Task statement
Make an exact copy of all the data.

□ □ □

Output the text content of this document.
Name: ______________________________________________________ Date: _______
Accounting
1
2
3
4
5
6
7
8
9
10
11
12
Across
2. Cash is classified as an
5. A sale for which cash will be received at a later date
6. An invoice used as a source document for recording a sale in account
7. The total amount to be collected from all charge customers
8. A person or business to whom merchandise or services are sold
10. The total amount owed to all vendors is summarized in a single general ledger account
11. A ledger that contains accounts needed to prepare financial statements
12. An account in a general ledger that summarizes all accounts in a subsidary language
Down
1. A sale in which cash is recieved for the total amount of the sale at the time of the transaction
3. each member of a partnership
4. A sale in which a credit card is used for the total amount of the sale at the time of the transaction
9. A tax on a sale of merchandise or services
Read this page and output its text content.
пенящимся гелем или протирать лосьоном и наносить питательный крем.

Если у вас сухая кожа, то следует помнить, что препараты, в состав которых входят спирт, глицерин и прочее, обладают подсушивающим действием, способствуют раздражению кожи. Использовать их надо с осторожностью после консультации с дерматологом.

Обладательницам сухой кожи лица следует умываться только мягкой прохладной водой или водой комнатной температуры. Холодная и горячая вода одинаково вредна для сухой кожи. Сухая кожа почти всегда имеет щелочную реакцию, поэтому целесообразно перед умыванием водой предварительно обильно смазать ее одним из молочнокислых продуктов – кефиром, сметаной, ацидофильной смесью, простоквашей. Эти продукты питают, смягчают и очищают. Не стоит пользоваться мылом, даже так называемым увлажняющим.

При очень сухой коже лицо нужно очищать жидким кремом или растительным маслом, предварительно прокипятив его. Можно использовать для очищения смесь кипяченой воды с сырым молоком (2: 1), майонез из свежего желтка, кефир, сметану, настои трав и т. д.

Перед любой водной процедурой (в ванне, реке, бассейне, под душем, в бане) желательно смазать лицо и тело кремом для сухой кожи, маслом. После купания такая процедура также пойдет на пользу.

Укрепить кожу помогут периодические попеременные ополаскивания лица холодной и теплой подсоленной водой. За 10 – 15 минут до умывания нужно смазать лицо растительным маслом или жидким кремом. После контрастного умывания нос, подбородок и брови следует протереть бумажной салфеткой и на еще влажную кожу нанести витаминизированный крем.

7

□ □ □

Exercise result
Output the text content of this document.
Name: ______________________________________________________ Date: _______
Accounting
1
2
3
4
5
6
7
8
9
10
11
12
Across
2. Cash is classified as an
5. A sale for which cash will be received at a later date
6. An invoice used as a source document for recording a sale in account
7. The total amount to be collected from all charge customers
8. A person or business to whom merchandise or services are sold
10. The total amount owed to all vendors is summarized in a single general ledger account
11. A ledger that contains accounts needed to prepare financial statements
12. An account in a general ledger that summarizes all accounts in a subsidary language
Down
1. A sale in which cash is recieved for the total amount of the sale at the time of the transaction
3. each member of a partnership
4. A sale in which a credit card is used for the total amount of the sale at the time of the transaction
9. A tax on a sale of merchandise or services
Read this page and output its text content.
пенящимся гелем или протирать лосьоном и наносить питательный крем.

Если у вас сухая кожа, то следует помнить, что препараты, в состав которых входят спирт, глицерин и прочее, обладают подсушивающим действием, способствуют раздражению кожи. Использовать их надо с осторожностью после консультации с дерматологом.

Обладательницам сухой кожи лица следует умываться только мягкой прохладной водой или водой комнатной температуры. Холодная и горячая вода одинаково вредна для сухой кожи. Сухая кожа почти всегда имеет щелочную реакцию, поэтому целесообразно перед умыванием водой предварительно обильно смазать ее одним из молочнокислых продуктов – кефиром, сметаной, ацидофильной смесью, простоквашей. Эти продукты питают, смягчают и очищают. Не стоит пользоваться мылом, даже так называемым увлажняющим.

При очень сухой коже лицо нужно очищать жидким кремом или растительным маслом, предварительно прокипятив его. Можно использовать для очищения смесь кипяченой воды с сырым молоком (2: 1), майонез из свежего желтка, кефир, сметану, настои трав и т. д.

Перед любой водной процедурой (в ванне, реке, бассейне, под душем, в бане) желательно смазать лицо и тело кремом для сухой кожи, маслом. После купания такая процедура также пойдет на пользу.

Укрепить кожу помогут периодические попеременные ополаскивания лица холодной и теплой подсоленной водой. За 10 – 15 минут до умывания нужно смазать лицо растительным маслом или жидким кремом. После контрастного умывания нос, подбородок и брови следует протереть бумажной салфеткой и на еще влажную кожу нанести витаминизированный крем.

7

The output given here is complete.